--- Start Dataset excerpts ---

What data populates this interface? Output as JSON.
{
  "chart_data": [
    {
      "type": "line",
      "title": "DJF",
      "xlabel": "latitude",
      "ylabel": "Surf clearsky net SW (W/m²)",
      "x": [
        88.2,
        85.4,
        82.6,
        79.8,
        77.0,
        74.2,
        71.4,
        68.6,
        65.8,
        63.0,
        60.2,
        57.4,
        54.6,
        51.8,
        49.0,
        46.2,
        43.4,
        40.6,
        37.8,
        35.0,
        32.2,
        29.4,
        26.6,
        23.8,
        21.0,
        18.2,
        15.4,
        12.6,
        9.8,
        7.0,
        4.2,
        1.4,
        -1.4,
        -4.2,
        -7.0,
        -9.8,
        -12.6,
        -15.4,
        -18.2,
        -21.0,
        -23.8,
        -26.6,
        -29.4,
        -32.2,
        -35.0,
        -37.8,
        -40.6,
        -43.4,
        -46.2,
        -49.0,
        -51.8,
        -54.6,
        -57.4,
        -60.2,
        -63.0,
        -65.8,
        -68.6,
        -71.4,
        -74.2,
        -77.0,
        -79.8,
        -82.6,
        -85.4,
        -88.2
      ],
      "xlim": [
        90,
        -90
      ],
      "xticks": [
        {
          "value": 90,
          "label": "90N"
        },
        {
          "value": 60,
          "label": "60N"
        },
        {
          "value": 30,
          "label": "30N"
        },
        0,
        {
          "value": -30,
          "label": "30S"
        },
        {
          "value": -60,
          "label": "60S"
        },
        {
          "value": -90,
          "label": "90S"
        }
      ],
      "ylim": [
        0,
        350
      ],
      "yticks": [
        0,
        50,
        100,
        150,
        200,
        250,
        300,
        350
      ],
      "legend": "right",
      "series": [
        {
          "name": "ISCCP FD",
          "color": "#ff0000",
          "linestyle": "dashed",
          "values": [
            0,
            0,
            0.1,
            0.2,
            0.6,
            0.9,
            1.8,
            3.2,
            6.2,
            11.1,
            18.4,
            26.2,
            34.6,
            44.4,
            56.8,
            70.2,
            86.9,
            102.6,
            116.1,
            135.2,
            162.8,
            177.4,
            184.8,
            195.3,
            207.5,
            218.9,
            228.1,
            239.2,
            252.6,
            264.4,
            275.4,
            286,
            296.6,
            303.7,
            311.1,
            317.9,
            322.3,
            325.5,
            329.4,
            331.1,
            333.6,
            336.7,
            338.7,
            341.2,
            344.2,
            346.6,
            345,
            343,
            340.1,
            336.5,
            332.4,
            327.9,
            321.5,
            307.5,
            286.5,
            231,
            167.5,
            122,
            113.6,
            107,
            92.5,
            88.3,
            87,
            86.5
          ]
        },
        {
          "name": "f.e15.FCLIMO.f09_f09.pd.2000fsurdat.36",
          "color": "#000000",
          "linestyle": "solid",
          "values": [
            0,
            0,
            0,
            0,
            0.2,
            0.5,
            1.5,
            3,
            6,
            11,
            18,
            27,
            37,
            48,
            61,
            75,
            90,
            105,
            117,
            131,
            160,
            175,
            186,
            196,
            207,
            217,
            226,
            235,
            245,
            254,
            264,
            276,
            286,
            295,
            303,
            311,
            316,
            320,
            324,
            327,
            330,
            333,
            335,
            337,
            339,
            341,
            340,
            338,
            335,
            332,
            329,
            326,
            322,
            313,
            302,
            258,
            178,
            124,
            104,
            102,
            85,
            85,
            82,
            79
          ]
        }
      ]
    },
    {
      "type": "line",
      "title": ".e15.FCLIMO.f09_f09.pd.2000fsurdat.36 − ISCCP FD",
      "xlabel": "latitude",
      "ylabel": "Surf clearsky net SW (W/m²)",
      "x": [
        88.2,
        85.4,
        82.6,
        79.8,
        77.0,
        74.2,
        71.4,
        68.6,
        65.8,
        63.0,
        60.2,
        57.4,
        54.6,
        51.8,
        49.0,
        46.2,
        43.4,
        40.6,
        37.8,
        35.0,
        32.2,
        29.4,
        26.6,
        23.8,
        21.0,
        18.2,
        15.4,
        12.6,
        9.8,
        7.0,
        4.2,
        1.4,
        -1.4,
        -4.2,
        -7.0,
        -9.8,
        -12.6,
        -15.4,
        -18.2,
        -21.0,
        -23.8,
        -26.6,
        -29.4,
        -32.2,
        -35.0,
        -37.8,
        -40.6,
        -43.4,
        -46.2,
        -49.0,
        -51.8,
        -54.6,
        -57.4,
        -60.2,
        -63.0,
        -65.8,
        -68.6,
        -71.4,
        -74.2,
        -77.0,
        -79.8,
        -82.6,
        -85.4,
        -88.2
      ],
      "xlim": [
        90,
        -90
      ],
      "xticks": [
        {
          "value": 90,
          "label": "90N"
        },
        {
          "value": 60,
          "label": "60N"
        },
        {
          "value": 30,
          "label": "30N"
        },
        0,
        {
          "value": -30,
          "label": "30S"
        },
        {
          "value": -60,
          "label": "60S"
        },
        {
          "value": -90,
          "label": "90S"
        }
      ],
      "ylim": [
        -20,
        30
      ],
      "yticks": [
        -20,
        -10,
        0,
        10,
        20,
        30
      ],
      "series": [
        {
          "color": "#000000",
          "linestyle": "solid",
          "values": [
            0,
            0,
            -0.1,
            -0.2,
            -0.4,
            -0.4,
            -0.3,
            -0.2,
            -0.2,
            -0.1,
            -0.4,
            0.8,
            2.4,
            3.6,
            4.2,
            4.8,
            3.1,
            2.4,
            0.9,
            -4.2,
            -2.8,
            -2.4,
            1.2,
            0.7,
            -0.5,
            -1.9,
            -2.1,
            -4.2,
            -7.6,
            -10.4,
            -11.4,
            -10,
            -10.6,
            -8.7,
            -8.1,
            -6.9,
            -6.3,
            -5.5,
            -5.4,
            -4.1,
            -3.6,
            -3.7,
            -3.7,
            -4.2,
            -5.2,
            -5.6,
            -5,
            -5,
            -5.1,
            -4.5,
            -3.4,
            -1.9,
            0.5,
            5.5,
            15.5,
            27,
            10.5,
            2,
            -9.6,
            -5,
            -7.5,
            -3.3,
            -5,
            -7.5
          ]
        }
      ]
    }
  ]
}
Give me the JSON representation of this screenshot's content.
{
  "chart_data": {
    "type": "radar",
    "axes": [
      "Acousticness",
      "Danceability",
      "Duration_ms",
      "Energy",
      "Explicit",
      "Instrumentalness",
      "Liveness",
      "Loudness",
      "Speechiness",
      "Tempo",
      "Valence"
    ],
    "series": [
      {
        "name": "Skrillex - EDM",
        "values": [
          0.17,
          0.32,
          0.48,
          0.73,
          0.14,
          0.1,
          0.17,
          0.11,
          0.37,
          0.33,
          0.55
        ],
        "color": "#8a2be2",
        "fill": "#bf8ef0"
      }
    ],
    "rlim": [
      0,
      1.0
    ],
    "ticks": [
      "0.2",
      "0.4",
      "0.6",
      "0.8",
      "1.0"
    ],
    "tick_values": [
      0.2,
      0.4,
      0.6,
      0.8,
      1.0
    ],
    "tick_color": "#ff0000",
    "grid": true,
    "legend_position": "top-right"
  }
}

--- End Dataset excerpts ---

| What is expected |
Check each line of the records above for "title", and copy those that have it.

| Complete answer |
      "title": "DJF",
      "title": ".e15.FCLIMO.f09_f09.pd.2000fsurdat.36 − ISCCP FD",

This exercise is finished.